## Given exercise 1
Rewrite all the entries below with "callout-pointer" switched to "arrow-pointer" and everything else left unchanged. Leave out the pictures.

#### Extract provided

Marchington is a small, attractive village in East Staffordshire, England. It lies between the towns of Burton upon Trent and Uttoxeter, not far from the banks of the River Dove. In many ways it is an idyllic English village.

Marchington village was settled by the Saxons and is recorded in the Doomsday Book. An even older settlement lay at the top of Marchington Cliff. Though originally closely aligned with the Brook, the present road pattern can be traced back to the 13th century, their antiquity marked by their deeply sunken character. The oldest surviving houses possibly date back to the 15th century, although it is difficult to be precise because of the custom of continuously building on and around older buildings. Marchington Hall is probably evidence of this as, although bricked over and restored in the late 17th century, it is thought to be mentioned in a reference dated 1297 as the "chief messuage" and again in 1615 as "utterly decayed".

What is now Marchington Woodlands was literally woodland at the time of Doomsday, but was steadily cleared over the next two or three centuries, including a number of substantial estates now marked by abandoned moats. It remained essentially open woodland pasture held in common by the parishioners. In late Elizabethan times it was enclosed, establishing the field pattern which has largely remained unaltered to the present day. The prosperity of Marchington and The Woodlands has been based from earliest recorded history on dairy farming and today's landscape is rooted deep in the past.

Marchington Woodlands is spread out of an area of around 3 miles. There are two areas called Scounslow Green and Gorsty Hill. The area around Marchington Woodlands is undulating and there are large wooded areas and forests. The area extends SW from Marchington to the distance of three miles. It has a church and a village hall. The local first school was closed in the 1990s and the building was converted into a private home. Marchington Woodlands consists mostly of farms and cottages. It is often referred to by locals as The Woodlands. Marchington Woodlands became a village in 1859 with the opening of the Parish church.

It is also the location of Smallwood Manor, formerly the seat of Thomas Webb, Esq, now a Prep school for Denstone College.

########
#### Stored data

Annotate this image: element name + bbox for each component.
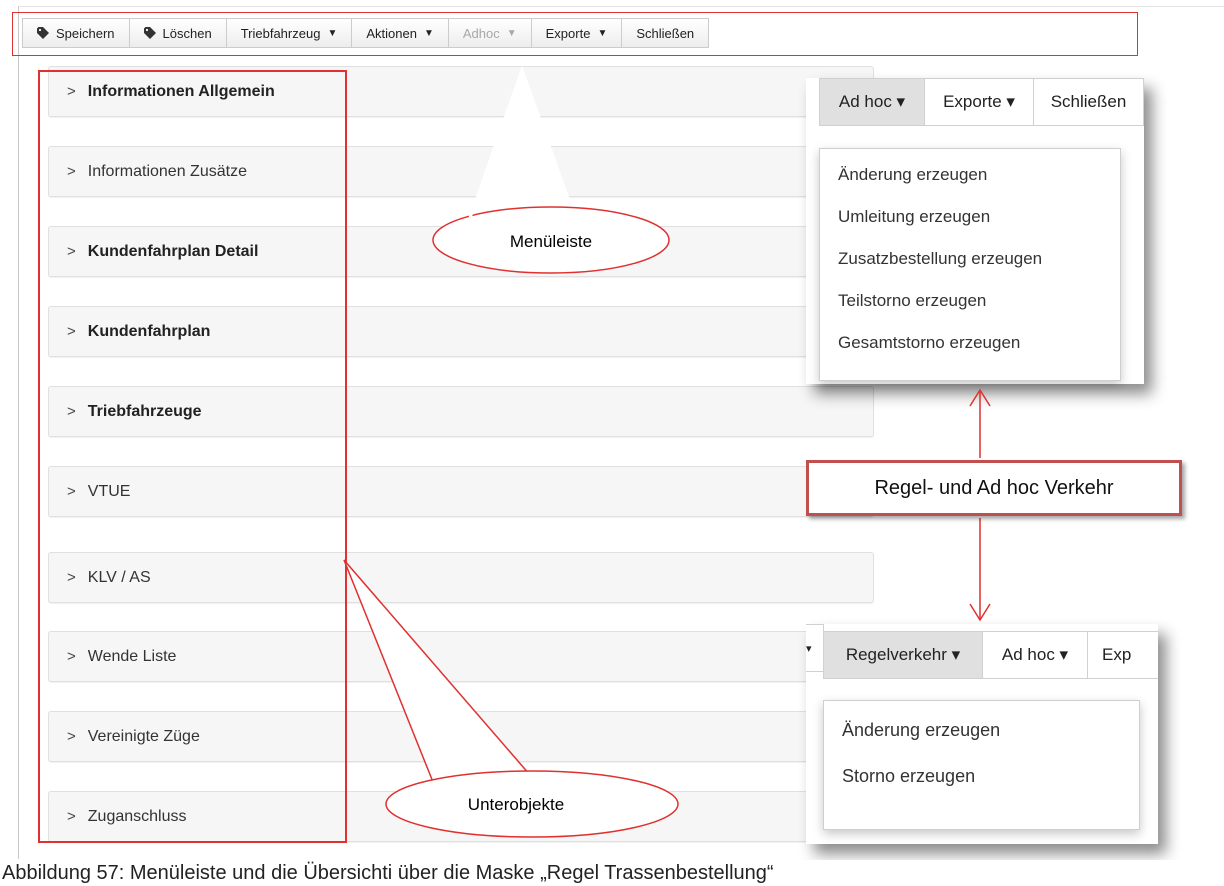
sub-callout-label: Unterobjekte bbox=[468, 795, 564, 814]
menu-callout-label: Menüleiste bbox=[510, 232, 592, 251]
traffic-type-note: Regel- und Ad hoc Verkehr bbox=[806, 460, 1182, 516]
callout-pointer bbox=[469, 67, 571, 219]
annotation-layer: Menüleiste Unterobjekte bbox=[343, 65, 991, 838]
callout-pointer bbox=[343, 559, 531, 783]
figure-caption: Abbildung 57: Menüleiste und die Übersic… bbox=[0, 860, 1224, 886]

########

## Given exercise 2
Reproduce the full text about Marchington above without any changes.

## Correct result 1
Annotate this image: element name + bbox for each component.
sub-callout-label: Unterobjekte bbox=[468, 795, 564, 814]
menu-callout-label: Menüleiste bbox=[510, 232, 592, 251]
traffic-type-note: Regel- und Ad hoc Verkehr bbox=[806, 460, 1182, 516]
arrow-pointer bbox=[469, 67, 571, 219]
annotation-layer: Menüleiste Unterobjekte bbox=[343, 65, 991, 838]
arrow-pointer bbox=[343, 559, 531, 783]
figure-caption: Abbildung 57: Menüleiste und die Übersic… bbox=[0, 860, 1224, 886]

## Correct result 2
Marchington is a small, attractive village in East Staffordshire, England. It lies between the towns of Burton upon Trent and Uttoxeter, not far from the banks of the River Dove. In many ways it is an idyllic English village.

Marchington village was settled by the Saxons and is recorded in the Doomsday Book. An even older settlement lay at the top of Marchington Cliff. Though originally closely aligned with the Brook, the present road pattern can be traced back to the 13th century, their antiquity marked by their deeply sunken character. The oldest surviving houses possibly date back to the 15th century, although it is difficult to be precise because of the custom of continuously building on and around older buildings. Marchington Hall is probably evidence of this as, although bricked over and restored in the late 17th century, it is thought to be mentioned in a reference dated 1297 as the "chief messuage" and again in 1615 as "utterly decayed".

What is now Marchington Woodlands was literally woodland at the time of Doomsday, but was steadily cleared over the next two or three centuries, including a number of substantial estates now marked by abandoned moats. It remained essentially open woodland pasture held in common by the parishioners. In late Elizabethan times it was enclosed, establishing the field pattern which has largely remained unaltered to the present day. The prosperity of Marchington and The Woodlands has been based from earliest recorded history on dairy farming and today's landscape is rooted deep in the past.

Marchington Woodlands is spread out of an area of around 3 miles. There are two areas called Scounslow Green and Gorsty Hill. The area around Marchington Woodlands is undulating and there are large wooded areas and forests. The area extends SW from Marchington to the distance of three miles. It has a church and a village hall. The local first school was closed in the 1990s and the building was converted into a private home. Marchington Woodlands consists mostly of farms and cottages. It is often referred to by locals as The Woodlands. Marchington Woodlands became a village in 1859 with the opening of the Parish church.

It is also the location of Smallwood Manor, formerly the seat of Thomas Webb, Esq, now a Prep school for Denstone College.